-- THE REQUEST --
Select the lines of the records containing the word "this" and list them.

-- SUPPLIED DATA start --

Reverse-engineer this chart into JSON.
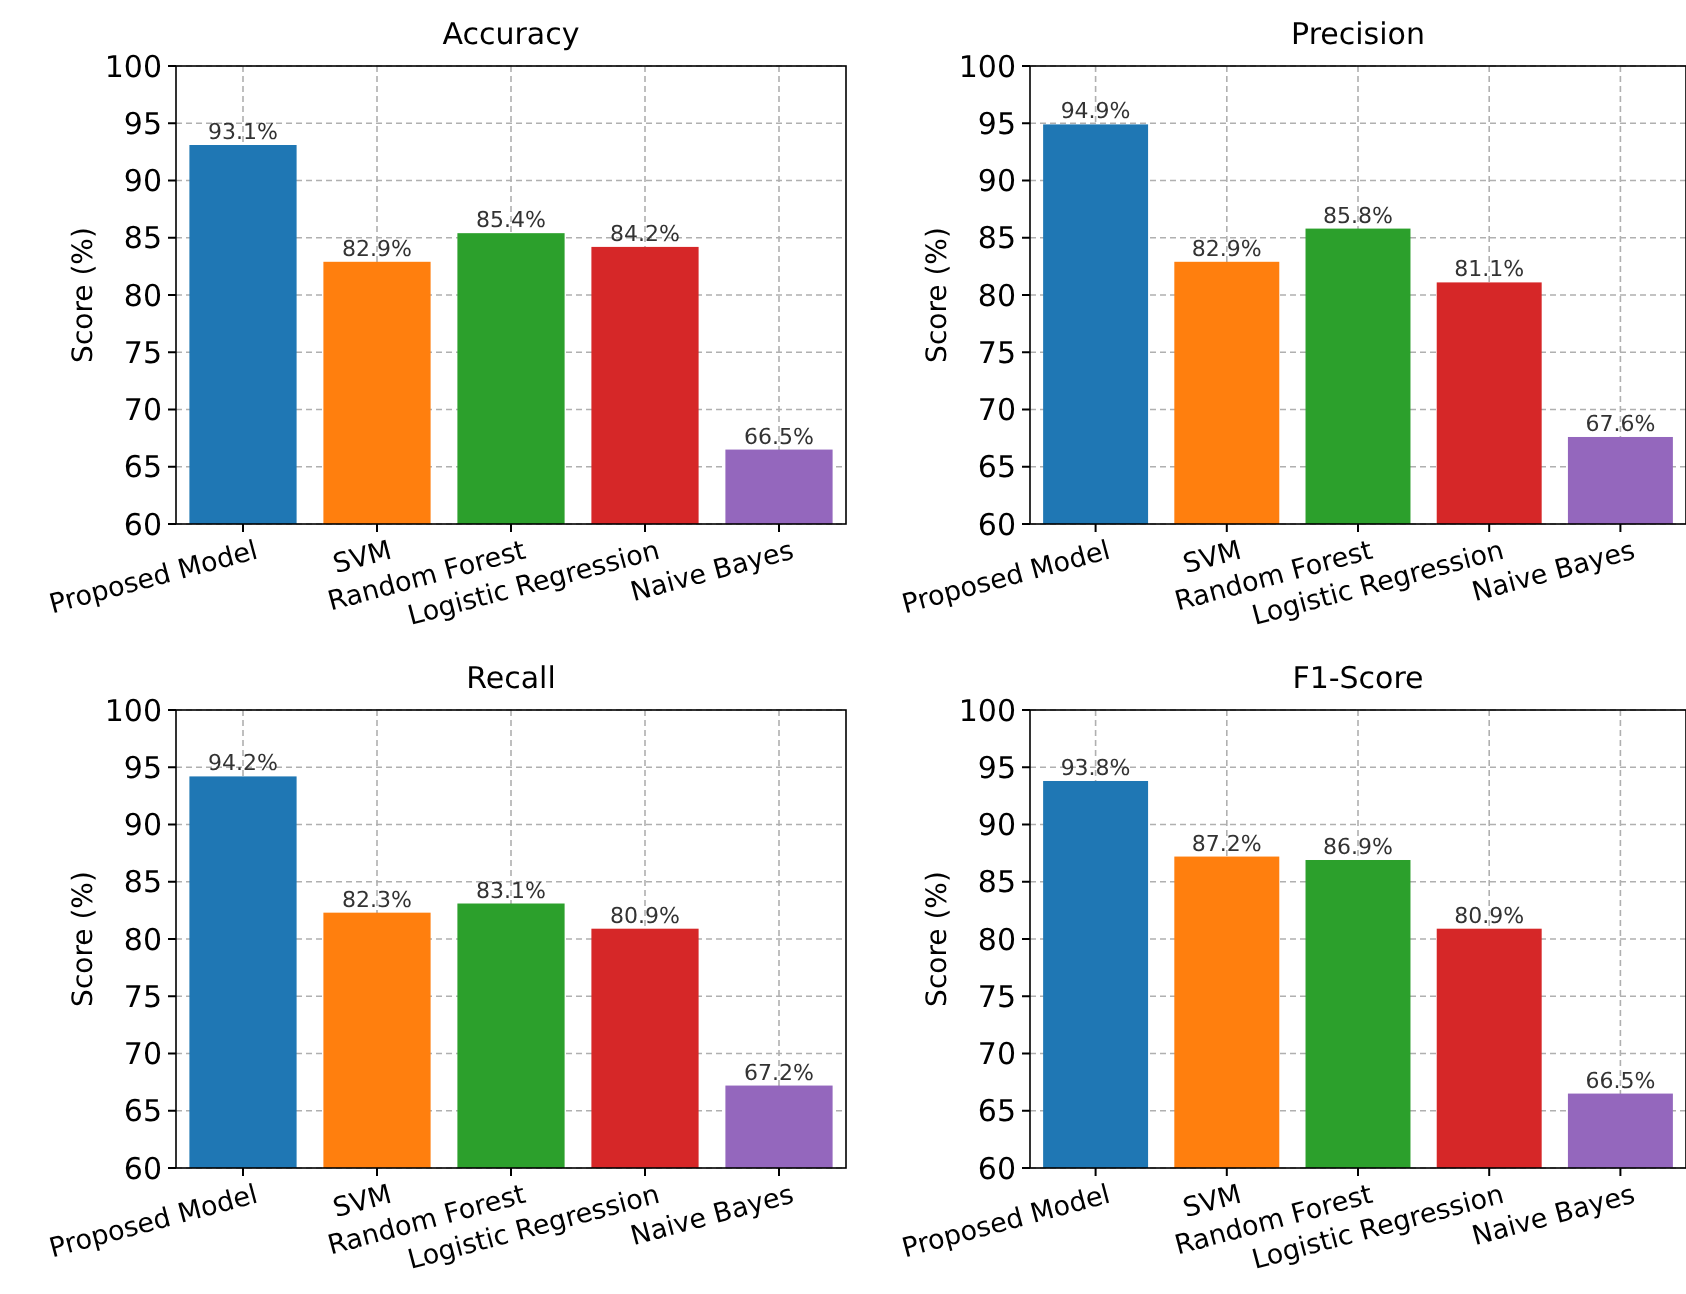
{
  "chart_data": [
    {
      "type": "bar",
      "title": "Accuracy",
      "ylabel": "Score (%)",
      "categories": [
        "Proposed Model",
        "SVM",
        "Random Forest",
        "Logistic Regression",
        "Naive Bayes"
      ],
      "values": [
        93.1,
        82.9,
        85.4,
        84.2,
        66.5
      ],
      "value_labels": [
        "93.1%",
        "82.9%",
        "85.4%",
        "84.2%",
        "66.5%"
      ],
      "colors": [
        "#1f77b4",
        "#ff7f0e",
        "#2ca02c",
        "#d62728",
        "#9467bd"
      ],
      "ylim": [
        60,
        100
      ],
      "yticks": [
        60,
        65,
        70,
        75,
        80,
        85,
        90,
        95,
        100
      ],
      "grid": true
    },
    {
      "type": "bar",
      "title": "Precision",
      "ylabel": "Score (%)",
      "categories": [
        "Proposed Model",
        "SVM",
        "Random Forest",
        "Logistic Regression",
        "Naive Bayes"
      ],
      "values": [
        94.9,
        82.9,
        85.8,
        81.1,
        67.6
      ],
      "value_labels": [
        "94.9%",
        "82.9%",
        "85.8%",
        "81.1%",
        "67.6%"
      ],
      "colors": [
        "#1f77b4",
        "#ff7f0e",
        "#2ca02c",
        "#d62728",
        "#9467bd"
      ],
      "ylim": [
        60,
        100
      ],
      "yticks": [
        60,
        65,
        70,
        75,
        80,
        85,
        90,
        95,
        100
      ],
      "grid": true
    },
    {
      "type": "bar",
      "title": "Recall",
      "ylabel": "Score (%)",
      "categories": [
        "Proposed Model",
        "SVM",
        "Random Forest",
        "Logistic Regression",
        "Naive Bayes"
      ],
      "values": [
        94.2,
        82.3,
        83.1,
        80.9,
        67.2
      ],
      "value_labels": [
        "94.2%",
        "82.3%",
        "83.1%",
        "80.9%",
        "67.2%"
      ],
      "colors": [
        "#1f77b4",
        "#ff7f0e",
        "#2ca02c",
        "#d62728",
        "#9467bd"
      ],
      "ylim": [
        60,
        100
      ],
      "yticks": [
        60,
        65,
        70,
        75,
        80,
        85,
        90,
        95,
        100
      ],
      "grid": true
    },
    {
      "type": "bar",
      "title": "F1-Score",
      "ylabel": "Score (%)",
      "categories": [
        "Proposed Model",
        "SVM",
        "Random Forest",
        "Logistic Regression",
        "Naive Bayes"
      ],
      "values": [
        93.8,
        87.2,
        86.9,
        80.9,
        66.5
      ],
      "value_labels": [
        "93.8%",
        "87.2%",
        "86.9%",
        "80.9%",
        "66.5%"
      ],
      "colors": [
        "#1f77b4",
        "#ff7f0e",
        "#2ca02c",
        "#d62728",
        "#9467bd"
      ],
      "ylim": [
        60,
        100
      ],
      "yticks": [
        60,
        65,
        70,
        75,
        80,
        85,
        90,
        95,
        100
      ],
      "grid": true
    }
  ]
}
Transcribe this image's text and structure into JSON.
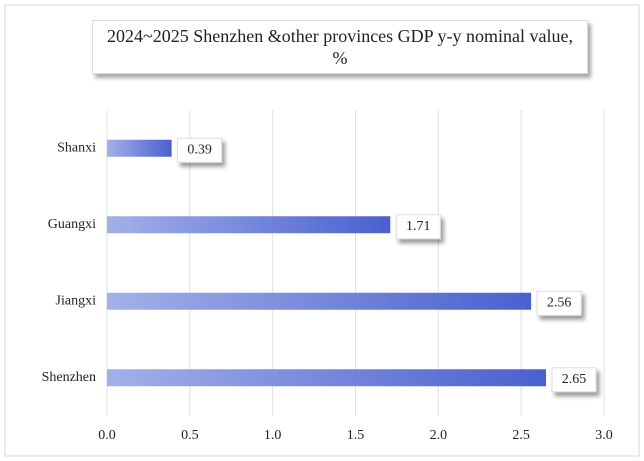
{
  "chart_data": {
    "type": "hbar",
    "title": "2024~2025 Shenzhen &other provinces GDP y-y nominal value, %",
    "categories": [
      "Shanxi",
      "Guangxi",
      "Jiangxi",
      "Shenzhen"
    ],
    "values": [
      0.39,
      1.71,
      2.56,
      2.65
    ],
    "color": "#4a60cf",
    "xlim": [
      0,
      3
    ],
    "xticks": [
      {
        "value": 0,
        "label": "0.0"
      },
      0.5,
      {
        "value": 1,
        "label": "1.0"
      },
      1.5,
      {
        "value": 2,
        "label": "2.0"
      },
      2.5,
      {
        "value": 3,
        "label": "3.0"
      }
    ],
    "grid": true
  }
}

-- SUPPLIED DATA end --
-- SUPPLIED DATA start --

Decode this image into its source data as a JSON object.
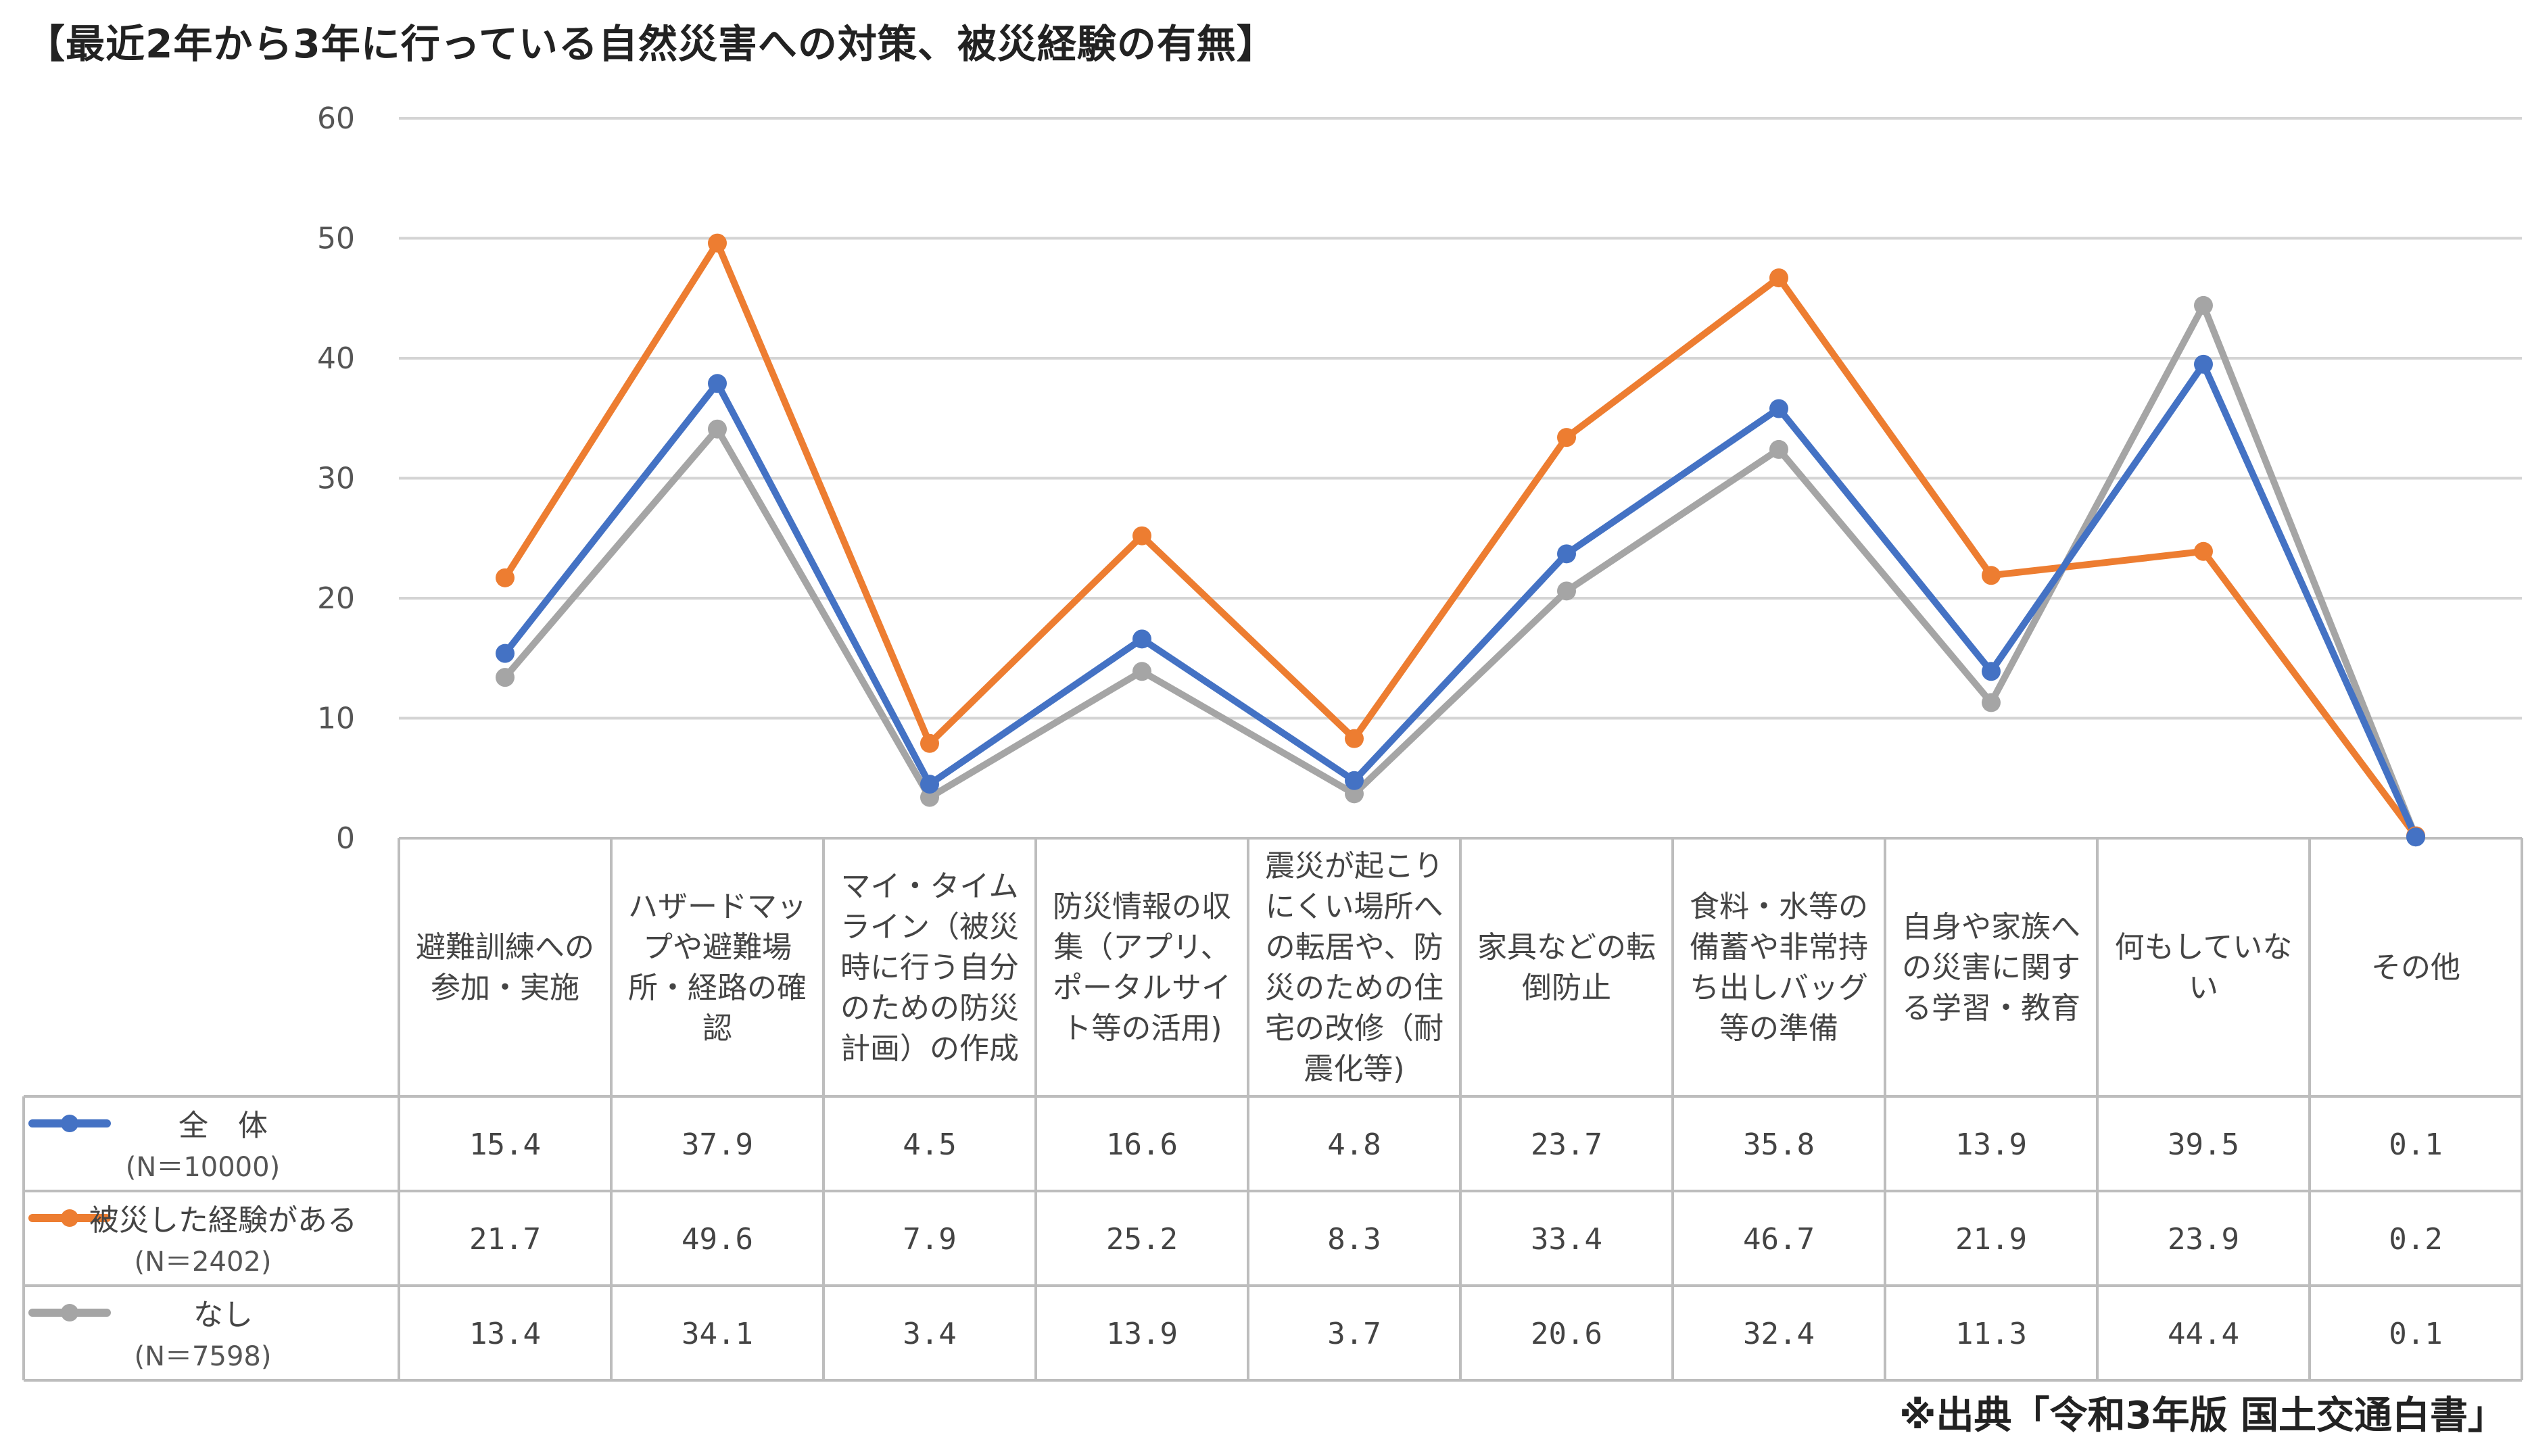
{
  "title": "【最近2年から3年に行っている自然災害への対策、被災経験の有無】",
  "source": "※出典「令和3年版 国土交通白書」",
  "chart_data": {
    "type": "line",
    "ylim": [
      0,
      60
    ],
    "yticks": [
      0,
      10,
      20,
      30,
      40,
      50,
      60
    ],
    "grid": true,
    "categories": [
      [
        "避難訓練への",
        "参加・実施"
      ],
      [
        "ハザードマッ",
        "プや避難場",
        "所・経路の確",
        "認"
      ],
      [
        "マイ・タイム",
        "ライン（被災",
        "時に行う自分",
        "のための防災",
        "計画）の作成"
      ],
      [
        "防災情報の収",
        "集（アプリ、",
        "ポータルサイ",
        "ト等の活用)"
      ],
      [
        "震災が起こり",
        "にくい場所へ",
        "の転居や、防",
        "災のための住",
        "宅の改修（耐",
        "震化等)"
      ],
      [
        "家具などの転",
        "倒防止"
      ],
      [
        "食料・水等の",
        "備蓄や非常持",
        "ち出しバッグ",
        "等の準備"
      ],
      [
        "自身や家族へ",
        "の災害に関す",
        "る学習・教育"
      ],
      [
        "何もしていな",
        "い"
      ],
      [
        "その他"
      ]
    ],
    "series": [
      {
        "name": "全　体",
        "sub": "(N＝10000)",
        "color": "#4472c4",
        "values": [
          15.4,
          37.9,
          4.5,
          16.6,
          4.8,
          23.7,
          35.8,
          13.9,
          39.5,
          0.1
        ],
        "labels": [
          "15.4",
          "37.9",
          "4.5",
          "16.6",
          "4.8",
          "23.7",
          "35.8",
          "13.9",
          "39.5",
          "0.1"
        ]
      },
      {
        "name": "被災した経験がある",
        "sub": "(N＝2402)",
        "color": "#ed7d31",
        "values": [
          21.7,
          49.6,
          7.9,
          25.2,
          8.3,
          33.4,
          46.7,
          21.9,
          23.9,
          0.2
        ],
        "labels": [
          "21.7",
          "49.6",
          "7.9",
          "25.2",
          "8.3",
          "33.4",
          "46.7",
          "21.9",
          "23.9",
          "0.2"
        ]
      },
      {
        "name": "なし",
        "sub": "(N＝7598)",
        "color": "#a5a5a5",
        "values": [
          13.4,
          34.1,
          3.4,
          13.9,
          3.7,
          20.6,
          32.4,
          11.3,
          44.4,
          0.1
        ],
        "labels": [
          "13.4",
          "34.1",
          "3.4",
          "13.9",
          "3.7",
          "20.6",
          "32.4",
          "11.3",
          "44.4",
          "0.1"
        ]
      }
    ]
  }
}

-- SUPPLIED DATA end --
-- SUPPLIED DATA start --

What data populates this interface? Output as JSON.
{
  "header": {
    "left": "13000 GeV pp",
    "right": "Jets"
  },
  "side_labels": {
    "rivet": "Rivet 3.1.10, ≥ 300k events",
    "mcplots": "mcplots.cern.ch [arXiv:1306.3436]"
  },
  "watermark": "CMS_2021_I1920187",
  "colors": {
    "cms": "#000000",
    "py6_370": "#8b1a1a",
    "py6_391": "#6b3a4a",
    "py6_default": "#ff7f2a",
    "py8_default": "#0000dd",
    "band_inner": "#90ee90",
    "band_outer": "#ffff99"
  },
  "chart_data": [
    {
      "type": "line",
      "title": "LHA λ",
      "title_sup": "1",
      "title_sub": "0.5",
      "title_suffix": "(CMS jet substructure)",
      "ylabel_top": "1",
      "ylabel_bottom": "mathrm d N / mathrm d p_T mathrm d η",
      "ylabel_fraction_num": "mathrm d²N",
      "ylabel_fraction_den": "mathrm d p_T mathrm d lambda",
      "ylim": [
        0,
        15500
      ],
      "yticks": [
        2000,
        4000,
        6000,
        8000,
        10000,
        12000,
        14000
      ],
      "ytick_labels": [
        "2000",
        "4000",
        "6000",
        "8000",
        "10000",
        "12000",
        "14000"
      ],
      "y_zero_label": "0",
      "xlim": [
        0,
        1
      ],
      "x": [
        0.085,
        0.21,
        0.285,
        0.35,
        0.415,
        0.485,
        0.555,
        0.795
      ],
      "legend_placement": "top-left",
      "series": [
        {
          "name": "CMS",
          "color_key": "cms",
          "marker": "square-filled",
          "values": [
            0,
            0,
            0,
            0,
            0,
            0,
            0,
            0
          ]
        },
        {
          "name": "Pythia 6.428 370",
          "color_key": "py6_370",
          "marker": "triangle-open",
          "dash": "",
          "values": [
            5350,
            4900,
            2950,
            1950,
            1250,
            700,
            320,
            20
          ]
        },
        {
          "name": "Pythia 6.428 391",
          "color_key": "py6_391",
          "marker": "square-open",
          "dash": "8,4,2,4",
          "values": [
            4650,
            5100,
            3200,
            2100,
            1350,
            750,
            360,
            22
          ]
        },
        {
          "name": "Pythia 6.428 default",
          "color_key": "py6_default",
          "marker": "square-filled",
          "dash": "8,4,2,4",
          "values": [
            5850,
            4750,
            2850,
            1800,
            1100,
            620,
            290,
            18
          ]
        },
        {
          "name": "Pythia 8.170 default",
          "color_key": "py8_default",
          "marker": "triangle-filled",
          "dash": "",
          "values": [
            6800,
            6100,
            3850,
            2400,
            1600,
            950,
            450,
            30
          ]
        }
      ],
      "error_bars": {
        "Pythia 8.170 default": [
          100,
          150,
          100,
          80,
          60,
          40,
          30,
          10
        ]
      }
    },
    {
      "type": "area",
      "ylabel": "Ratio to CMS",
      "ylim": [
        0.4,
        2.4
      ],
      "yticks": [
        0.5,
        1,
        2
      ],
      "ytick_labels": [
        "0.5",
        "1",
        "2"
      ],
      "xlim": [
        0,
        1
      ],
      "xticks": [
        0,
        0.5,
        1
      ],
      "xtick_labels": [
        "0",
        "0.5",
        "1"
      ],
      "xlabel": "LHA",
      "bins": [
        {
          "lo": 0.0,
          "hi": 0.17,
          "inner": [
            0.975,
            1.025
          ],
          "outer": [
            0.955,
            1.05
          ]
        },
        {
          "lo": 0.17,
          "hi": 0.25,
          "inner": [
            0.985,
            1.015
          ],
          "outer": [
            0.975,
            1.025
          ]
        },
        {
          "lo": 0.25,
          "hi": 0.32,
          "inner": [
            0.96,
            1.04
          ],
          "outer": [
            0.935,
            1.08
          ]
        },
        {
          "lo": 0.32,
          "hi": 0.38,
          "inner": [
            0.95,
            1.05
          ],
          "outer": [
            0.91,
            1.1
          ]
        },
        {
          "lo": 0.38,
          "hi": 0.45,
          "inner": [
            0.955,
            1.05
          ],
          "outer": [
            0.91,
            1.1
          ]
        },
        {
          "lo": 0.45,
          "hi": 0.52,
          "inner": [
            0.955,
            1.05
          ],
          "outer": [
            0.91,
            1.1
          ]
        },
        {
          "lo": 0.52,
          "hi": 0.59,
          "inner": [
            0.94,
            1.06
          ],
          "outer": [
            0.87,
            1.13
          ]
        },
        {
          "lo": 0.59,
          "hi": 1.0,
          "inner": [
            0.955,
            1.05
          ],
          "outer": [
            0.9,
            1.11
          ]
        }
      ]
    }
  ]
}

-- SUPPLIED DATA end --

-- ANSWER BELOW --
Reverse-engineer this chart into JSON.
Transcribe this image's text and structure into JSON.
Decode this image into its source data as a JSON object.
What data populates this interface? Output as JSON.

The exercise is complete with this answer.